**Instructions for the task:**
Find every line below that contains the word "dressing" and copy it out.

**Data provided:**
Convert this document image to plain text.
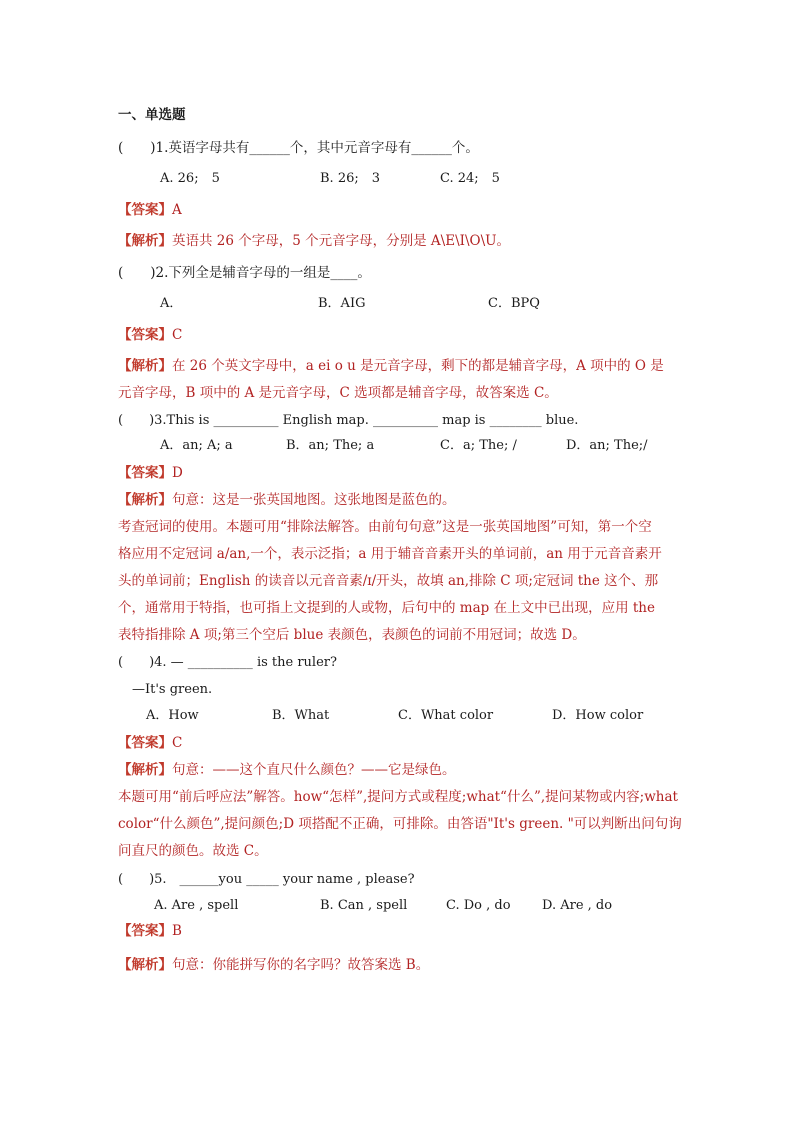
一、单选题
(　　)1.英语字母共有______个，其中元音字母有______个。
A. 26;　5	B. 26;　3	C. 24;　5
【答案】A
【解析】英语共 26 个字母，5 个元音字母，分别是 A\E\I\O\U。
(　　)2.下列全是辅音字母的一组是____。
A．	B．AIG	C．BPQ
【答案】C
【解析】在 26 个英文字母中，a ei o u 是元音字母，剩下的都是辅音字母，A 项中的 O 是
元音字母，B 项中的 A 是元音字母，C 选项都是辅音字母，故答案选 C。
(　　)3.This is __________ English map. __________ map is ________ blue.
A．an; A; a	B．an; The; a	C．a; The; /	D．an; The;/
【答案】D
【解析】句意：这是一张英国地图。这张地图是蓝色的。
考查冠词的使用。本题可用“排除法解答。由前句句意”这是一张英国地图”可知，第一个空
格应用不定冠词 a/an,一个，表示泛指；a 用于辅音音素开头的单词前，an 用于元音音素开
头的单词前；English 的读音以元音音素/ɪ/开头，故填 an,排除 C 项;定冠词 the 这个、那
个，通常用于特指，也可指上文提到的人或物，后句中的 map 在上文中已出现，应用 the
表特指排除 A 项;第三个空后 blue 表颜色，表颜色的词前不用冠词；故选 D。
(　　)4. — __________ is the ruler?
—It's green.
A．How	B．What	C．What color	D．How color
【答案】C
【解析】句意：——这个直尺什么颜色？——它是绿色。
本题可用“前后呼应法”解答。how“怎样”,提问方式或程度;what“什么”,提问某物或内容;what
color“什么颜色”,提问颜色;D 项搭配不正确，可排除。由答语"It's green. "可以判断出问句询
问直尺的颜色。故选 C。
(　　)5.　______you _____ your name , please?
A. Are , spell	B. Can , spell	C. Do , do D. Are , do
【答案】B
【解析】句意：你能拼写你的名字吗？故答案选 B。
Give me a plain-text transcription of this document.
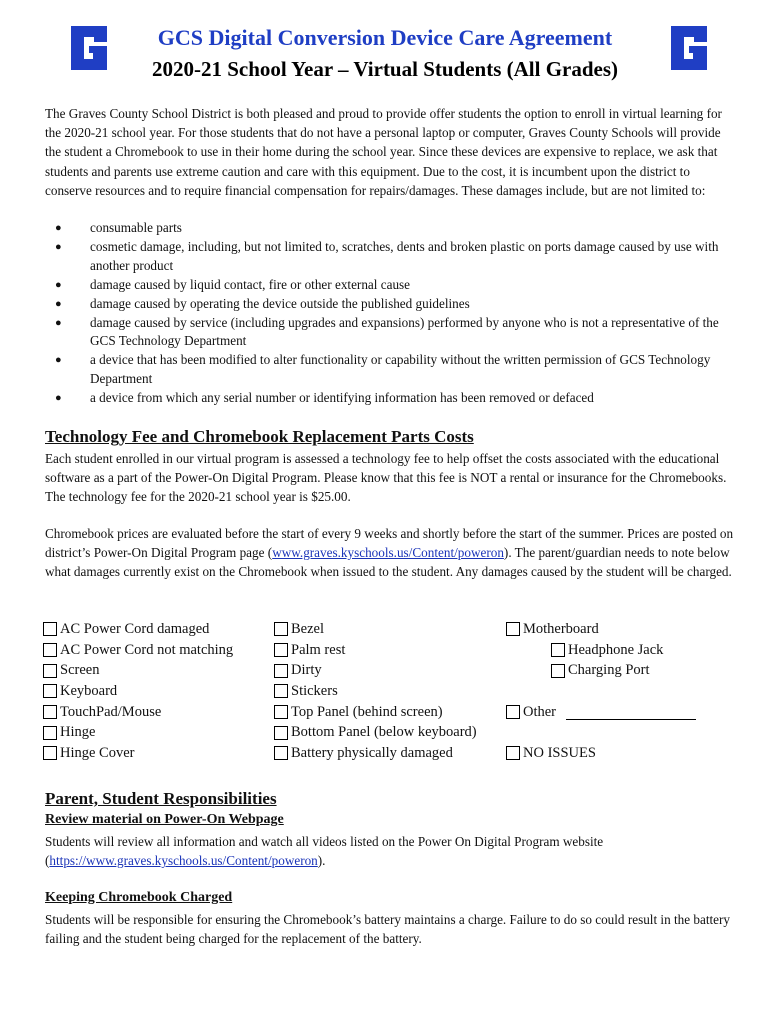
GCS Digital Conversion Device Care Agreement
2020-21 School Year – Virtual Students (All Grades)

The Graves County School District is both pleased and proud to provide offer students the option to enroll in virtual learning for the 2020-21 school year. For those students that do not have a personal laptop or computer, Graves County Schools will provide the student a Chromebook to use in their home during the school year. Since these devices are expensive to replace, we ask that students and parents use extreme caution and care with this equipment. Due to the cost, it is incumbent upon the district to conserve resources and to require financial compensation for repairs/damages. These damages include, but are not limited to:

● consumable parts
● cosmetic damage, including, but not limited to, scratches, dents and broken plastic on ports damage caused by use with another product
● damage caused by liquid contact, fire or other external cause
● damage caused by operating the device outside the published guidelines
● damage caused by service (including upgrades and expansions) performed by anyone who is not a representative of the GCS Technology Department
● a device that has been modified to alter functionality or capability without the written permission of GCS Technology Department
● a device from which any serial number or identifying information has been removed or defaced
Technology Fee and Chromebook Replacement Parts Costs

Each student enrolled in our virtual program is assessed a technology fee to help offset the costs associated with the educational software as a part of the Power-On Digital Program. Please know that this fee is NOT a rental or insurance for the Chromebooks. The technology fee for the 2020-21 school year is $25.00.

Chromebook prices are evaluated before the start of every 9 weeks and shortly before the start of the summer. Prices are posted on district’s Power-On Digital Program page (www.graves.kyschools.us/Content/poweron). The parent/guardian needs to note below what damages currently exist on the Chromebook when issued to the student. Any damages caused by the student will be charged.

AC Power Cord damaged
AC Power Cord not matching
Screen
Keyboard
TouchPad/Mouse
Hinge
Hinge Cover
Bezel
Palm rest
Dirty
Stickers
Top Panel (behind screen)
Bottom Panel (below keyboard)
Battery physically damaged
Motherboard
Headphone Jack
Charging Port
Other
NO ISSUES
Parent, Student Responsibilities
Review material on Power-On Webpage

Students will review all information and watch all videos listed on the Power On Digital Program website (https://www.graves.kyschools.us/Content/poweron).

Keeping Chromebook Charged

Students will be responsible for ensuring the Chromebook’s battery maintains a charge. Failure to do so could result in the battery failing and the student being charged for the replacement of the battery.
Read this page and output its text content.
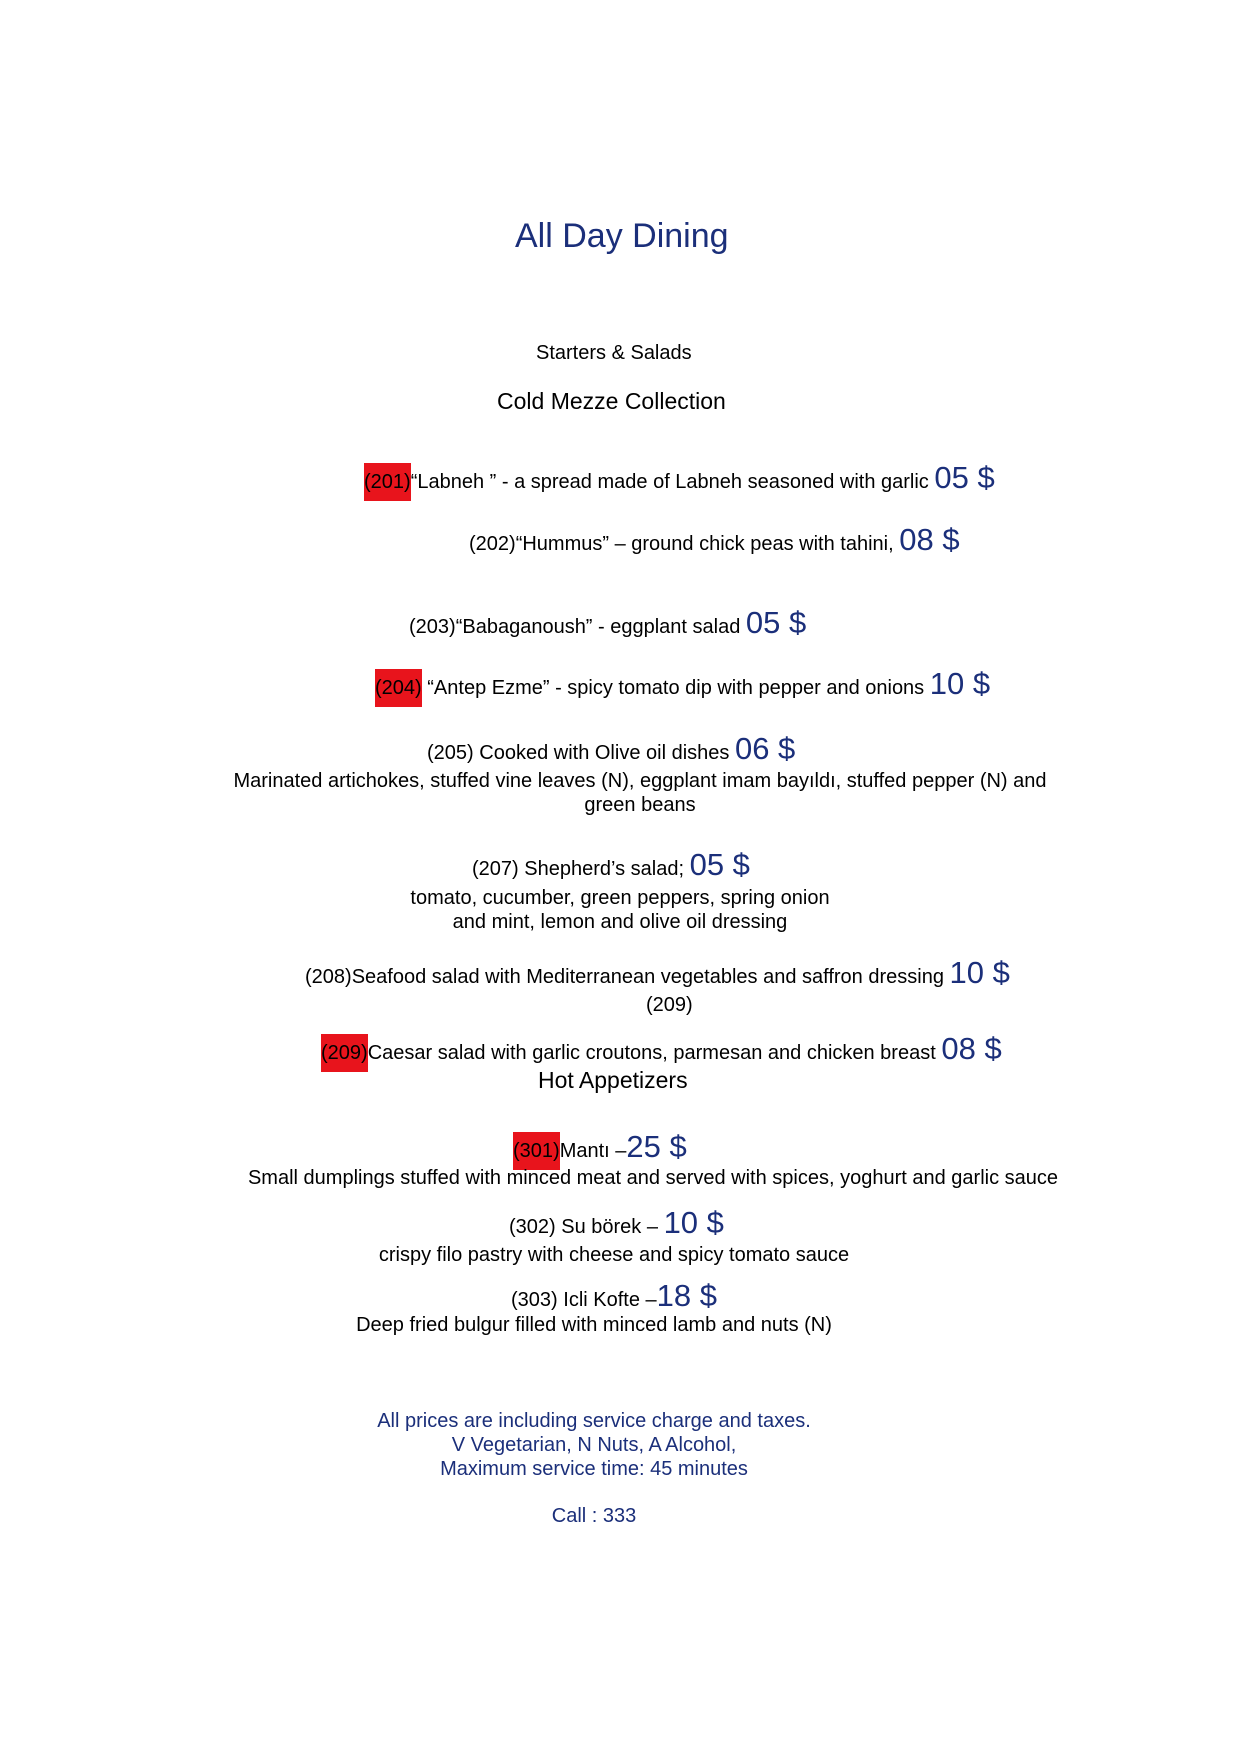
All Day Dining
Starters & Salads
Cold Mezze Collection
(201)“Labneh ” - a spread made of Labneh seasoned with garlic 05 $
(202)“Hummus” – ground chick peas with tahini, 08 $
(203)“Babaganoush” - eggplant salad 05 $
(204) “Antep Ezme” - spicy tomato dip with pepper and onions 10 $
(205) Cooked with Olive oil dishes 06 $
Marinated artichokes, stuffed vine leaves (N), eggplant imam bayıldı, stuffed pepper (N) and
green beans
(207) Shepherd’s salad; 05 $
tomato, cucumber, green peppers, spring onion
and mint, lemon and olive oil dressing
(208)Seafood salad with Mediterranean vegetables and saffron dressing 10 $
(209)
(209)Caesar salad with garlic croutons, parmesan and chicken breast 08 $
Hot Appetizers
(301)Mantı –25 $
Small dumplings stuffed with minced meat and served with spices, yoghurt and garlic sauce
(302) Su börek – 10 $
crispy filo pastry with cheese and spicy tomato sauce
(303) Icli Kofte –18 $
Deep fried bulgur filled with minced lamb and nuts (N)
All prices are including service charge and taxes.
V Vegetarian, N Nuts, A Alcohol,
Maximum service time: 45 minutes
Call : 333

**Final result:**
and mint, lemon and olive oil dressing
(208)Seafood salad with Mediterranean vegetables and saffron dressing 10 $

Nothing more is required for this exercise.